Task directions - What number of lines hold the word "edit"? State that number and nothing besides.

··· Dataset entries

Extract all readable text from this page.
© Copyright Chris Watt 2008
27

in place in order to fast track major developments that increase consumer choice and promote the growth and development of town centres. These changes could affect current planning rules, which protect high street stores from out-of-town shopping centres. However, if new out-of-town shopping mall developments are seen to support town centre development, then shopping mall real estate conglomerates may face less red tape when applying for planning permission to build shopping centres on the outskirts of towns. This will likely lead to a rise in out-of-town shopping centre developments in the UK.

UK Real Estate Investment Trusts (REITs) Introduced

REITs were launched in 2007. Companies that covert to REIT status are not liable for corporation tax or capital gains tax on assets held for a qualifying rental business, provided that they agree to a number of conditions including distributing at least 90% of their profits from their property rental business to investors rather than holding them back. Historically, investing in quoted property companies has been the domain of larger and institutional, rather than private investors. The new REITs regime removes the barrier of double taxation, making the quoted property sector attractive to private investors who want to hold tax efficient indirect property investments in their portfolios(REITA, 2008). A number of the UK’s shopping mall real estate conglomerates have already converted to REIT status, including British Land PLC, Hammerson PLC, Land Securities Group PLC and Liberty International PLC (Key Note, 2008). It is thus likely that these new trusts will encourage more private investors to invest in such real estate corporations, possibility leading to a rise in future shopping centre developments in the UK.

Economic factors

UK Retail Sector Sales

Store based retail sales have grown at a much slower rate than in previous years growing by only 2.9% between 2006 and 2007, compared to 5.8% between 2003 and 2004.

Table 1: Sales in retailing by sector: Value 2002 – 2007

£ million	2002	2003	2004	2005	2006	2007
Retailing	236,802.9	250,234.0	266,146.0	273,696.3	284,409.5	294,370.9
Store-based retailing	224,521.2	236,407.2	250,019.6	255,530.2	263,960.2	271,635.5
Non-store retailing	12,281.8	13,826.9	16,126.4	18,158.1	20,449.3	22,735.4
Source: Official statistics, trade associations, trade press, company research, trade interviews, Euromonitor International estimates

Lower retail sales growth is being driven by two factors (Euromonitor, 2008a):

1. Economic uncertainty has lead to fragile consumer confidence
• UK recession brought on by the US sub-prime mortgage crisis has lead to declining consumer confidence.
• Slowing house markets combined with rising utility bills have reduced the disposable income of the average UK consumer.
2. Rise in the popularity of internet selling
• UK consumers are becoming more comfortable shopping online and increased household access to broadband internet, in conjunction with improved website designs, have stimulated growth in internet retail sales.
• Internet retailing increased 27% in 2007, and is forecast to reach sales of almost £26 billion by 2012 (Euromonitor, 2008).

······
··· Dataset entries

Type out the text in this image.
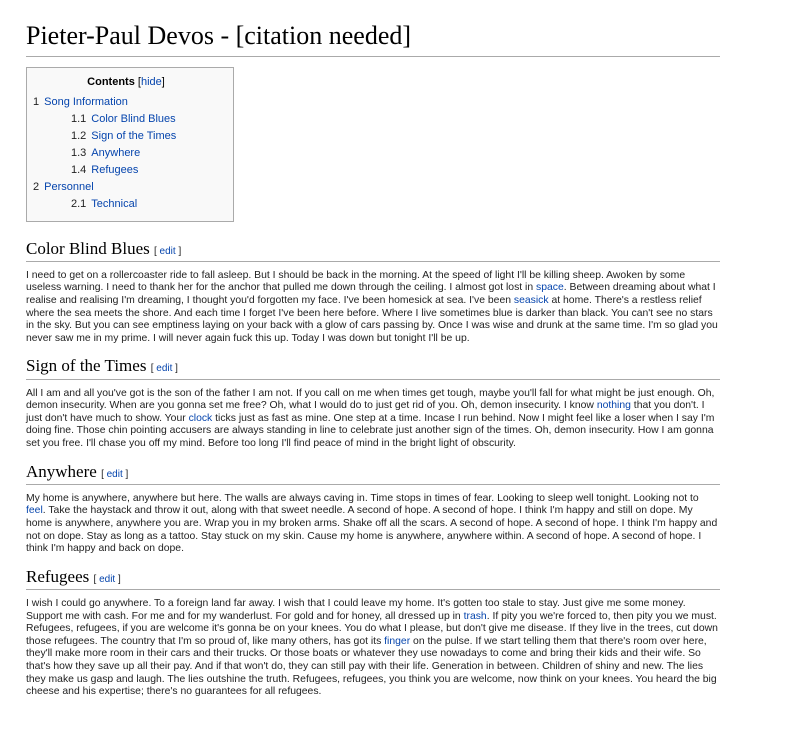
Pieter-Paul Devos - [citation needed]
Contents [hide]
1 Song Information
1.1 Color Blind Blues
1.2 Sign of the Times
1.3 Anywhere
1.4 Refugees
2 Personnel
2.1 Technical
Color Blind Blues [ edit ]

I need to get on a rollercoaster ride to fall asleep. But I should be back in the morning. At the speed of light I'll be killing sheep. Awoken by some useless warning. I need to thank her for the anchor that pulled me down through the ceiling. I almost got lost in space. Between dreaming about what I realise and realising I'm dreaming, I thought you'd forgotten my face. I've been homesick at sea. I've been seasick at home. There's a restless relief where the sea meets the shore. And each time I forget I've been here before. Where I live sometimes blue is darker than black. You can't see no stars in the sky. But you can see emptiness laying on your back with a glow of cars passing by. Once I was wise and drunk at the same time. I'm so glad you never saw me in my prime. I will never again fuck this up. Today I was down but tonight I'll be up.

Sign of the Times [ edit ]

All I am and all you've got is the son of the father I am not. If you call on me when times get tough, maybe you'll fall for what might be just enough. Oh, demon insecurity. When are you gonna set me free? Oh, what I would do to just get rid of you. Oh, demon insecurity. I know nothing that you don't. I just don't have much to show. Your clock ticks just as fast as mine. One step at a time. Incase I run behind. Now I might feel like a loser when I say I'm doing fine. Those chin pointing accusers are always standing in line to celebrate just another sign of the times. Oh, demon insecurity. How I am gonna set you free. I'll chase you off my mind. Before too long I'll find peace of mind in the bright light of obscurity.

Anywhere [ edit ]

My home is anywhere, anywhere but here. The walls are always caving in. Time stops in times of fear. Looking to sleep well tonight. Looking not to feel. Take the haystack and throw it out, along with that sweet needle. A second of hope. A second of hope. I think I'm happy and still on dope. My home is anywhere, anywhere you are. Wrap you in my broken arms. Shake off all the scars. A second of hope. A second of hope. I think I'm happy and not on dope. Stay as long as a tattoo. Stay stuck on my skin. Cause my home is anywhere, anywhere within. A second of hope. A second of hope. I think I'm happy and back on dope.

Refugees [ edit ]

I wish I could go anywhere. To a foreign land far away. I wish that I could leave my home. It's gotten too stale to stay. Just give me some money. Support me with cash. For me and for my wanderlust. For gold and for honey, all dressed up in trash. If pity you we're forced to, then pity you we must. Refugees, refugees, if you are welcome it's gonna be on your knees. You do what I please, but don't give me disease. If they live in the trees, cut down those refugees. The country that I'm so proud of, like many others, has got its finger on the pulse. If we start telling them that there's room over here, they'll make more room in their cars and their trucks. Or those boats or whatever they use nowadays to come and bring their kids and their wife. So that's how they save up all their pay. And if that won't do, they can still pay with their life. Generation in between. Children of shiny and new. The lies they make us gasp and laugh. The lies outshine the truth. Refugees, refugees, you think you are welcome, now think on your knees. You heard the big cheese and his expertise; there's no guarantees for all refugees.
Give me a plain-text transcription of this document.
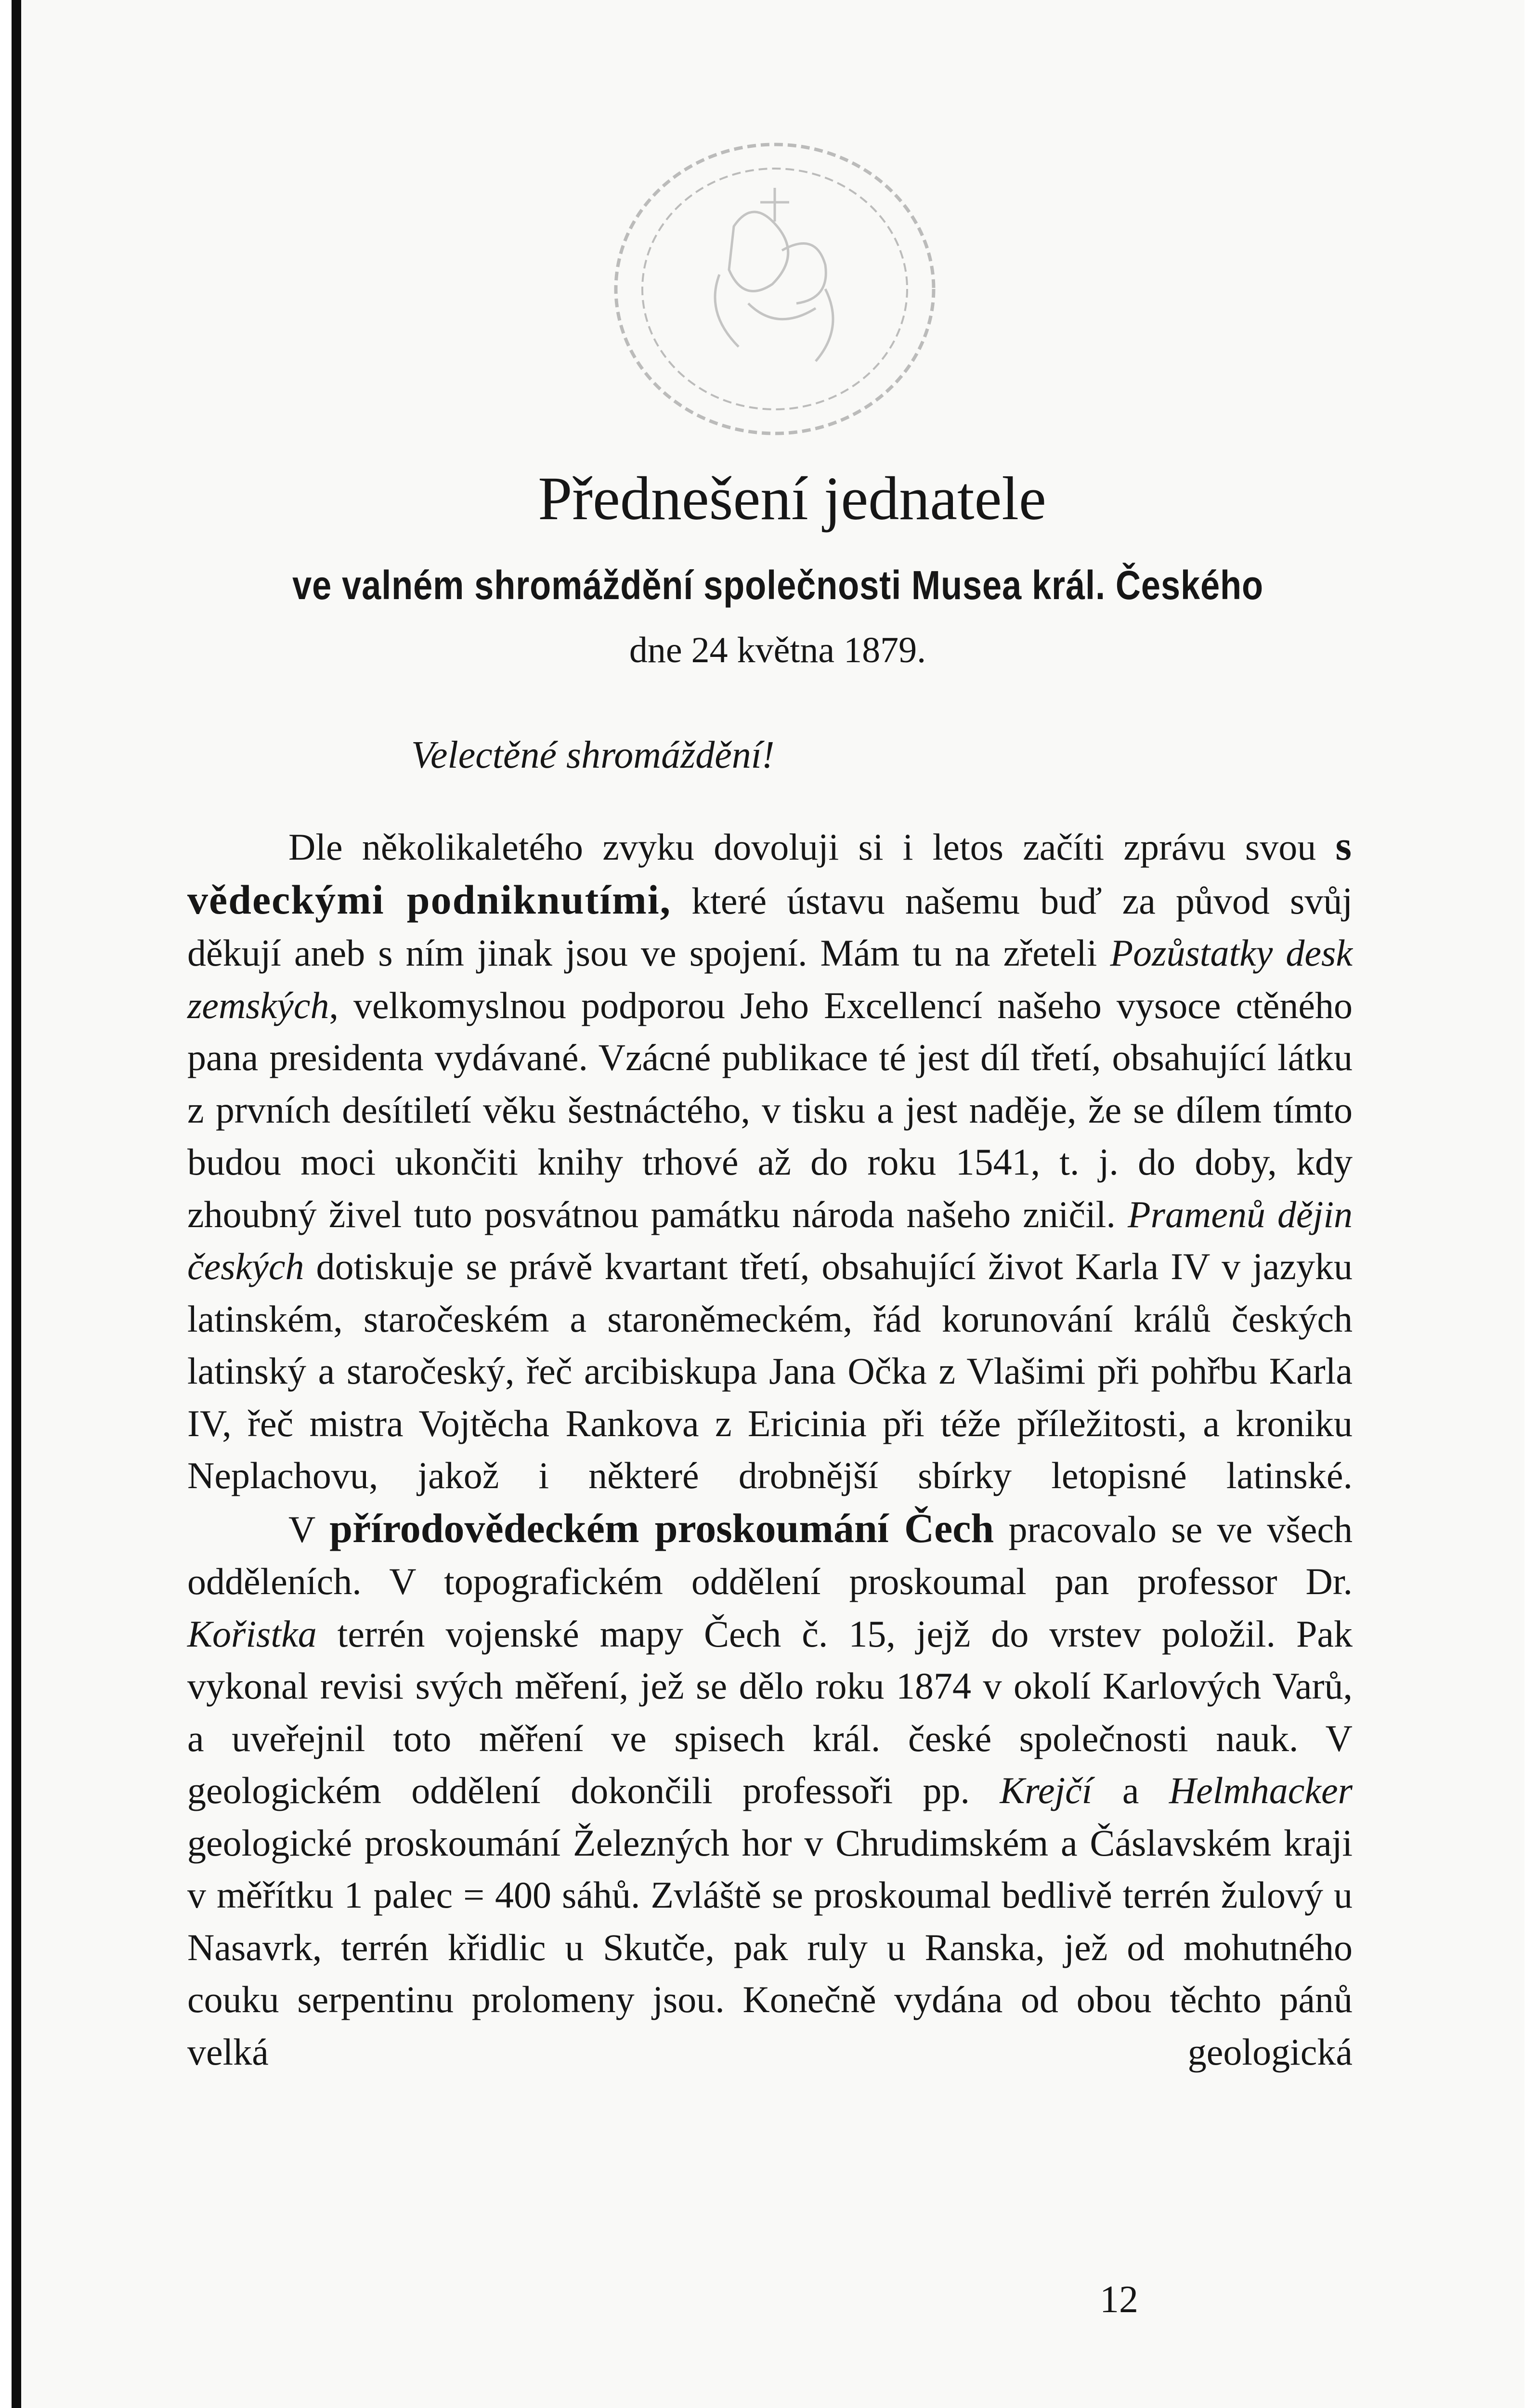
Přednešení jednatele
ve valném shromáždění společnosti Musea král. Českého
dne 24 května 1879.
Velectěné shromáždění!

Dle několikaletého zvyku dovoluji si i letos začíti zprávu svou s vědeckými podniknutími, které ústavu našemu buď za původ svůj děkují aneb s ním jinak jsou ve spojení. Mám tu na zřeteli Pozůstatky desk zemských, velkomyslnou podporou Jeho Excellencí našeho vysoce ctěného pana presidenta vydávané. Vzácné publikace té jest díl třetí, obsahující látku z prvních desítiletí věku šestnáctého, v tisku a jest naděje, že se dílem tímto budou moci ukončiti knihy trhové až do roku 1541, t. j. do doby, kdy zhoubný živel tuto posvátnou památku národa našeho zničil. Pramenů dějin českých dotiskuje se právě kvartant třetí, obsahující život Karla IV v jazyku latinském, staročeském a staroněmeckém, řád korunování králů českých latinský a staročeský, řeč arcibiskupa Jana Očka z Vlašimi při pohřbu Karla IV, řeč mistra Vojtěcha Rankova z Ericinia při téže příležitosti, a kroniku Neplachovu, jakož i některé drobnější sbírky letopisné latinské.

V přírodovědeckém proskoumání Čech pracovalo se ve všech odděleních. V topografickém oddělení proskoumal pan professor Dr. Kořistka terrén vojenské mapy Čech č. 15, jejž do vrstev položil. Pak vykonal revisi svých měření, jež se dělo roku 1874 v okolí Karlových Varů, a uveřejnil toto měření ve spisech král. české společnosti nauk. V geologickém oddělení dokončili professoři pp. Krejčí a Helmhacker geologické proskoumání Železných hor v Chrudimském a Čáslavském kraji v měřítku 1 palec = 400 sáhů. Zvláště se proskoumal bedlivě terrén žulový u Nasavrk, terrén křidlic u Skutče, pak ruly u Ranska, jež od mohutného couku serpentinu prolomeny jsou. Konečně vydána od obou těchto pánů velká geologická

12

······

The reply - 4